Dataset rows start

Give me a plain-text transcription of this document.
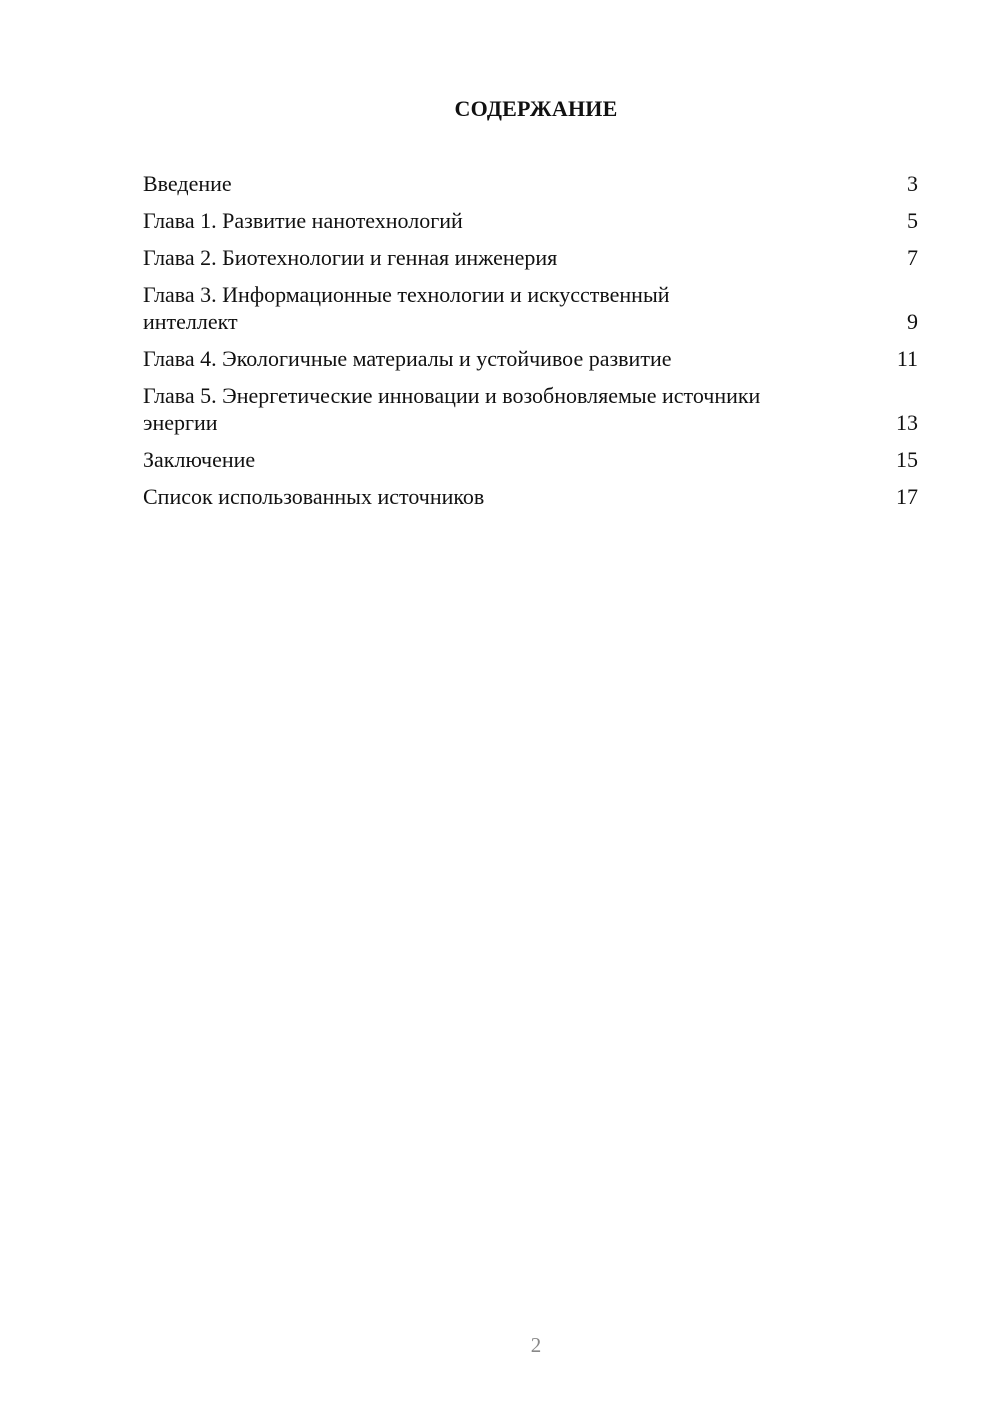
СОДЕРЖАНИЕ
Введение	3
Глава 1. Развитие нанотехнологий	5
Глава 2. Биотехнологии и генная инженерия	7
Глава 3. Информационные технологии и искусственный интеллект	9
Глава 4. Экологичные материалы и устойчивое развитие	11
Глава 5. Энергетические инновации и возобновляемые источники энергии	13
Заключение	15
Список использованных источников	17
2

Dataset rows end

#### Task details
Apart from the pictures, the entries above are to be repeated in full and exactly.

#### Completed exercise
Give me a plain-text transcription of this document.
СОДЕРЖАНИЕ
Введение	3
Глава 1. Развитие нанотехнологий	5
Глава 2. Биотехнологии и генная инженерия	7
Глава 3. Информационные технологии и искусственный интеллект	9
Глава 4. Экологичные материалы и устойчивое развитие	11
Глава 5. Энергетические инновации и возобновляемые источники энергии	13
Заключение	15
Список использованных источников	17
2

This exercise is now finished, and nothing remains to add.